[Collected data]
◆ ◆ ◆ ◆

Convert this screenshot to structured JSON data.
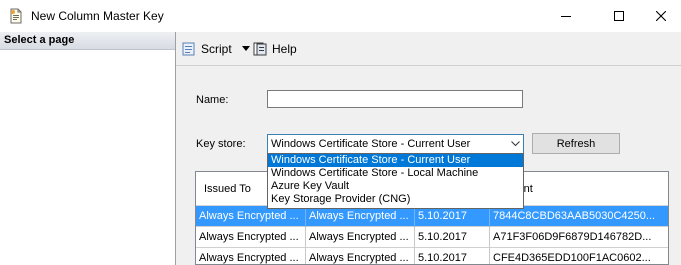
{
  "window": {
    "title": "New Column Master Key",
    "icon": "document-icon"
  },
  "left_pane": {
    "header": "Select a page"
  },
  "toolbar": {
    "script_label": "Script",
    "help_label": "Help"
  },
  "form": {
    "name_label": "Name:",
    "name_value": "",
    "keystore_label": "Key store:",
    "keystore_selected": "Windows Certificate Store - Current User",
    "refresh_label": "Refresh"
  },
  "dropdown": {
    "options": [
      "Windows Certificate Store - Current User",
      "Windows Certificate Store - Local Machine",
      "Azure Key Vault",
      "Key Storage Provider (CNG)"
    ],
    "highlighted_index": 0
  },
  "grid": {
    "columns": [
      "Issued To",
      "",
      "",
      "umbprint"
    ],
    "rows": [
      [
        "Always Encrypted ...",
        "Always Encrypted ...",
        "5.10.2017",
        "7844C8CBD63AAB5030C4250..."
      ],
      [
        "Always Encrypted ...",
        "Always Encrypted ...",
        "5.10.2017",
        "A71F3F06D9F6879D146782D..."
      ],
      [
        "Always Encrypted ...",
        "Always Encrypted ...",
        "5.10.2017",
        "CFE4D365EDD100F1AC0602..."
      ]
    ],
    "selected_row": 0
  },
  "colors": {
    "selection": "#3399ff",
    "dropdown_highlight": "#0078d7",
    "combo_border": "#3c7fb1"
  }
}
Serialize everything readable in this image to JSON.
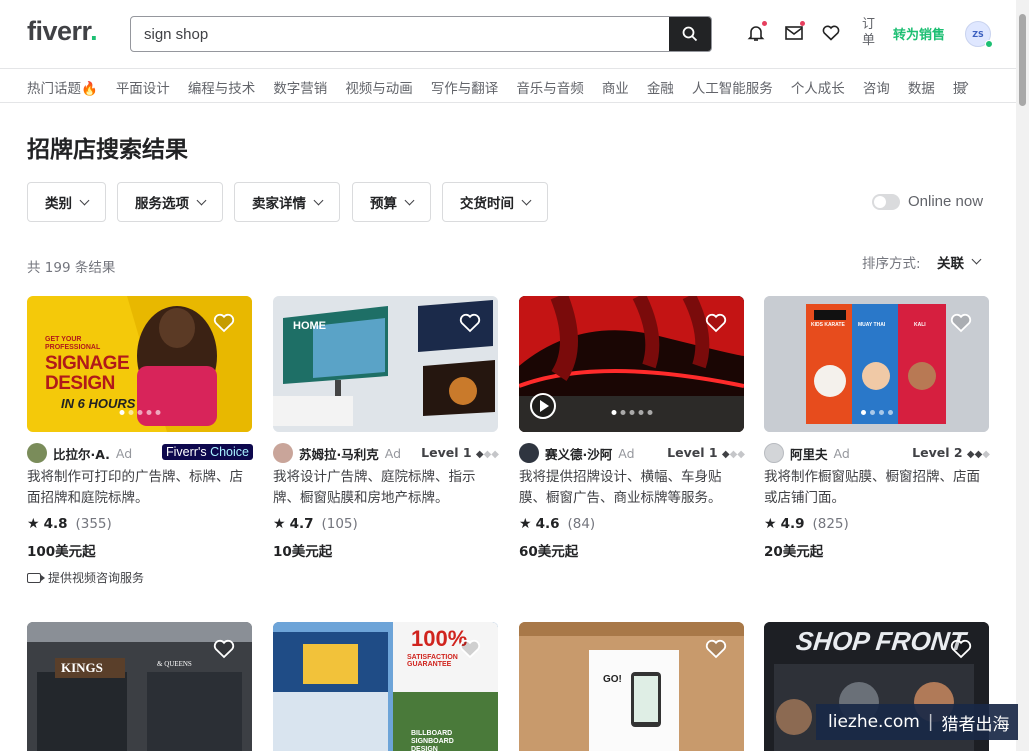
{
  "header": {
    "logo": "fiverr",
    "logo_dot": ".",
    "search_value": "sign shop",
    "orders_label": "订单",
    "become_seller_label": "转为销售",
    "avatar_text": "ZS",
    "brand_color": "#1dbf73"
  },
  "categories": [
    "热门话题🔥",
    "平面设计",
    "编程与技术",
    "数字营销",
    "视频与动画",
    "写作与翻译",
    "音乐与音频",
    "商业",
    "金融",
    "人工智能服务",
    "个人成长",
    "咨询",
    "数据",
    "摄"
  ],
  "categories_more": "›",
  "page": {
    "title_bold": "招牌店",
    "title_rest": "搜索结果",
    "filters": [
      "类别",
      "服务选项",
      "卖家详情",
      "预算",
      "交货时间"
    ],
    "online_now": "Online now",
    "result_count": "共 199 条结果",
    "sort_label": "排序方式:",
    "sort_value": "关联"
  },
  "gigs": [
    {
      "seller": "比拉尔·A.",
      "ad": "Ad",
      "badge": "Fiverr's Choice",
      "badge_a": "Fiverr's ",
      "badge_b": "Choice",
      "description": "我将制作可打印的广告牌、标牌、店面招牌和庭院标牌。",
      "rating": "4.8",
      "reviews": "(355)",
      "price": "100美元起",
      "video_consult": "提供视频咨询服务",
      "thumb_text_1": "GET YOUR PROFESSIONAL",
      "thumb_text_2": "SIGNAGE DESIGN",
      "thumb_text_3": "IN 6 HOURS"
    },
    {
      "seller": "苏姆拉·马利克",
      "ad": "Ad",
      "level": "Level 1",
      "description": "我将设计广告牌、庭院标牌、指示牌、橱窗贴膜和房地产标牌。",
      "rating": "4.7",
      "reviews": "(105)",
      "price": "10美元起",
      "thumb_text_1": "HOME"
    },
    {
      "seller": "赛义德·沙阿",
      "ad": "Ad",
      "level": "Level 1",
      "description": "我将提供招牌设计、横幅、车身贴膜、橱窗广告、商业标牌等服务。",
      "rating": "4.6",
      "reviews": "(84)",
      "price": "60美元起"
    },
    {
      "seller": "阿里夫",
      "ad": "Ad",
      "level": "Level 2",
      "description": "我将制作橱窗贴膜、橱窗招牌、店面或店铺门面。",
      "rating": "4.9",
      "reviews": "(825)",
      "price": "20美元起",
      "thumb_text_1": "KIDS KARATE",
      "thumb_text_2": "MUAY THAI",
      "thumb_text_3": "KALI"
    }
  ],
  "gigs_row2": [
    {
      "thumb_text_1": "KINGS",
      "thumb_text_2": "& QUEENS"
    },
    {
      "thumb_text_1": "100%",
      "thumb_text_2": "SATISFACTION GUARANTEE",
      "thumb_text_3": "BILLBOARD SIGNBOARD DESIGN"
    },
    {
      "thumb_text_1": "GO!"
    },
    {
      "thumb_text_1": "SHOP FRONT"
    }
  ],
  "watermark": {
    "left": "liezhe.com",
    "sep": "|",
    "right": "猎者出海"
  }
}
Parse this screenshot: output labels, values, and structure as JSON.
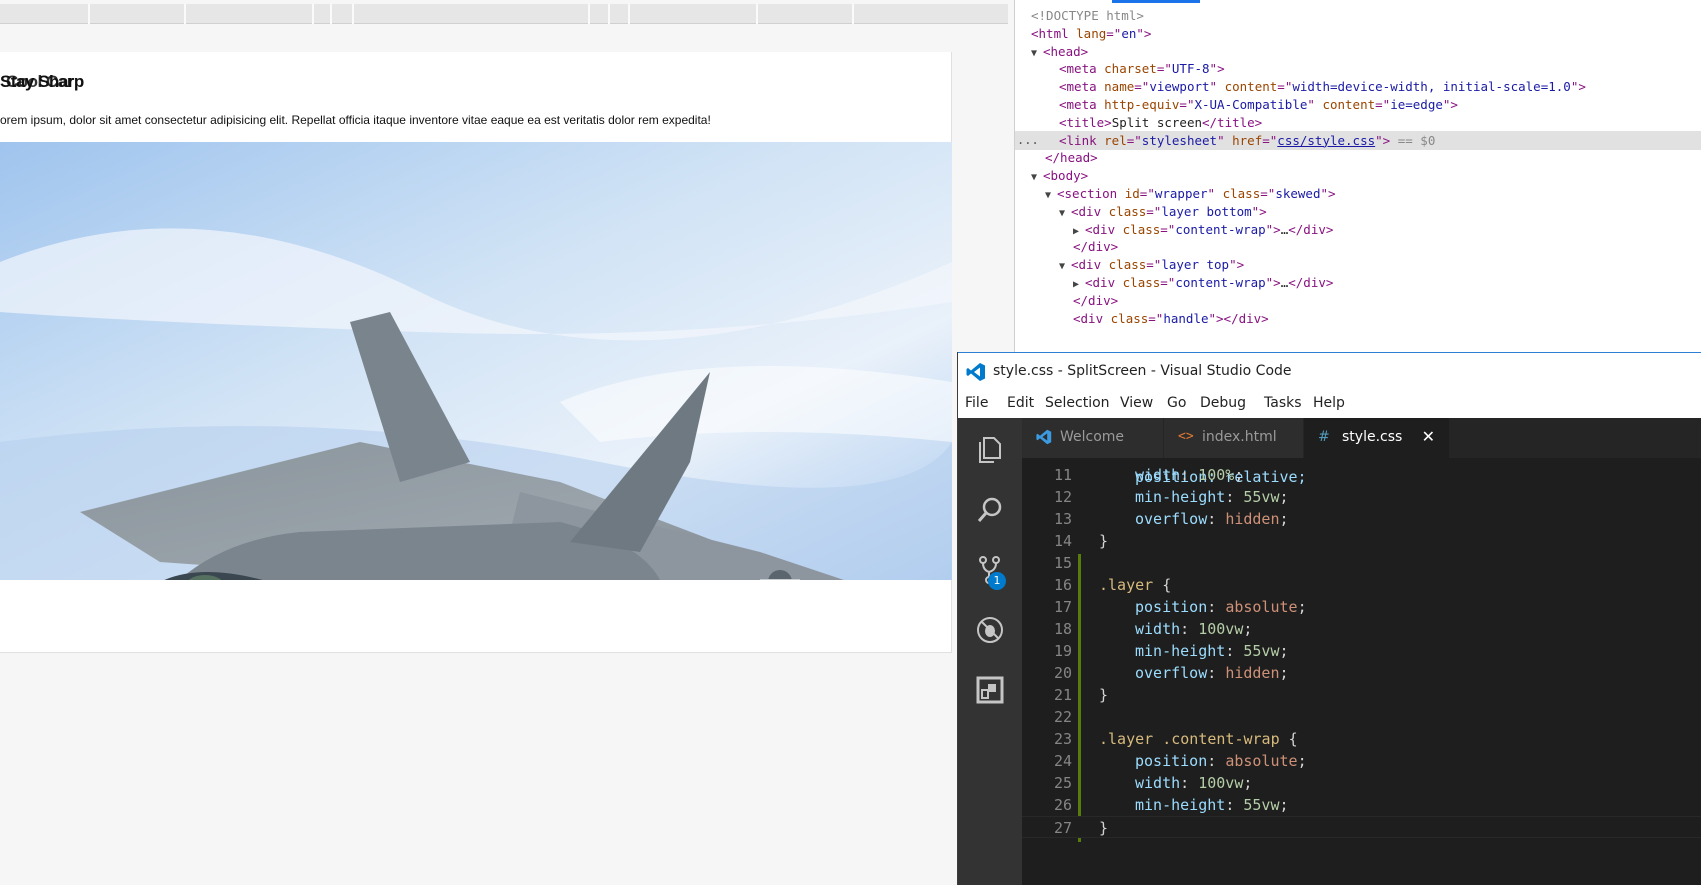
{
  "browser": {
    "page_title": "Stay Sharp",
    "page_title_overlap": "Cool Car",
    "page_text": "orem ipsum, dolor sit amet consectetur adipisicing elit. Repellat officia itaque inventore vitae eaque ea est veritatis dolor rem expedita!"
  },
  "devtools": {
    "lines": [
      {
        "html": "<span class='dt-gray'>&lt;!DOCTYPE html&gt;</span>"
      },
      {
        "html": "&lt;html <span class='dt-attr'>lang</span>=\"<span class='dt-val'>en</span>\"&gt;"
      },
      {
        "html": "<span class='dt-tri'>▼</span>&lt;head&gt;"
      },
      {
        "html": "&lt;meta <span class='dt-attr'>charset</span>=\"<span class='dt-val'>UTF-8</span>\"&gt;"
      },
      {
        "html": "&lt;meta <span class='dt-attr'>name</span>=\"<span class='dt-val'>viewport</span>\" <span class='dt-attr'>content</span>=\"<span class='dt-val'>width=device-width, initial-scale=1.0</span>\"&gt;"
      },
      {
        "html": "&lt;meta <span class='dt-attr'>http-equiv</span>=\"<span class='dt-val'>X-UA-Compatible</span>\" <span class='dt-attr'>content</span>=\"<span class='dt-val'>ie=edge</span>\"&gt;"
      },
      {
        "html": "&lt;title&gt;<span class='dt-txt'>Split screen</span>&lt;/title&gt;"
      },
      {
        "html": "&lt;link <span class='dt-attr'>rel</span>=\"<span class='dt-val'>stylesheet</span>\" <span class='dt-attr'>href</span>=\"<span class='dt-link'>css/style.css</span>\"&gt; <span class='dt-gray'>== $0</span>"
      },
      {
        "html": "&lt;/head&gt;"
      },
      {
        "html": "<span class='dt-tri'>▼</span>&lt;body&gt;"
      },
      {
        "html": "<span class='dt-tri'>▼</span>&lt;section <span class='dt-attr'>id</span>=\"<span class='dt-val'>wrapper</span>\" <span class='dt-attr'>class</span>=\"<span class='dt-val'>skewed</span>\"&gt;"
      },
      {
        "html": "<span class='dt-tri'>▼</span>&lt;div <span class='dt-attr'>class</span>=\"<span class='dt-val'>layer bottom</span>\"&gt;"
      },
      {
        "html": "<span class='dt-tri'>▶</span>&lt;div <span class='dt-attr'>class</span>=\"<span class='dt-val'>content-wrap</span>\"&gt;<span class='dt-txt'>…</span>&lt;/div&gt;"
      },
      {
        "html": "&lt;/div&gt;"
      },
      {
        "html": "<span class='dt-tri'>▼</span>&lt;div <span class='dt-attr'>class</span>=\"<span class='dt-val'>layer top</span>\"&gt;"
      },
      {
        "html": "<span class='dt-tri'>▶</span>&lt;div <span class='dt-attr'>class</span>=\"<span class='dt-val'>content-wrap</span>\"&gt;<span class='dt-txt'>…</span>&lt;/div&gt;"
      },
      {
        "html": "&lt;/div&gt;"
      },
      {
        "html": "&lt;div <span class='dt-attr'>class</span>=\"<span class='dt-val'>handle</span>\"&gt;&lt;/div&gt;"
      }
    ],
    "selected_marker": "..."
  },
  "vscode": {
    "title": "style.css - SplitScreen - Visual Studio Code",
    "menu": [
      "File",
      "Edit",
      "Selection",
      "View",
      "Go",
      "Debug",
      "Tasks",
      "Help"
    ],
    "tabs": [
      {
        "label": "Welcome",
        "icon": "vscode-logo-icon"
      },
      {
        "label": "index.html",
        "icon": "html-file-icon"
      },
      {
        "label": "style.css",
        "icon": "css-file-icon",
        "active": true
      }
    ],
    "tab_close": "✕",
    "scm_badge": "1",
    "code_partial_top": "position: relative;",
    "code": [
      {
        "n": "11",
        "indent": 2,
        "prop": "width",
        "val": "100%",
        "kind": "num"
      },
      {
        "n": "12",
        "indent": 2,
        "prop": "min-height",
        "val": "55vw",
        "kind": "num"
      },
      {
        "n": "13",
        "indent": 2,
        "prop": "overflow",
        "val": "hidden",
        "kind": "str"
      },
      {
        "n": "14",
        "indent": 1,
        "raw": "}"
      },
      {
        "n": "15",
        "raw": ""
      },
      {
        "n": "16",
        "indent": 1,
        "selector": ".layer",
        "raw": " {"
      },
      {
        "n": "17",
        "indent": 2,
        "prop": "position",
        "val": "absolute",
        "kind": "str"
      },
      {
        "n": "18",
        "indent": 2,
        "prop": "width",
        "val": "100vw",
        "kind": "num"
      },
      {
        "n": "19",
        "indent": 2,
        "prop": "min-height",
        "val": "55vw",
        "kind": "num"
      },
      {
        "n": "20",
        "indent": 2,
        "prop": "overflow",
        "val": "hidden",
        "kind": "str"
      },
      {
        "n": "21",
        "indent": 1,
        "raw": "}"
      },
      {
        "n": "22",
        "raw": ""
      },
      {
        "n": "23",
        "indent": 1,
        "selector": ".layer .content-wrap",
        "raw": " {"
      },
      {
        "n": "24",
        "indent": 2,
        "prop": "position",
        "val": "absolute",
        "kind": "str"
      },
      {
        "n": "25",
        "indent": 2,
        "prop": "width",
        "val": "100vw",
        "kind": "num"
      },
      {
        "n": "26",
        "indent": 2,
        "prop": "min-height",
        "val": "55vw",
        "kind": "num"
      },
      {
        "n": "27",
        "indent": 1,
        "raw": "}"
      }
    ]
  },
  "colors": {
    "vscode_bg": "#1e1e1e",
    "activity_bar": "#333333",
    "accent_blue": "#007acc",
    "git_modified": "#587c0c"
  }
}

◆ ◆ ◆ ◆

- **SHORT EXERCISE**
Go through the listing above and report how many of its lines contain the word "Certificate", with only the number as output.

- **EXERCISE RESULT**
3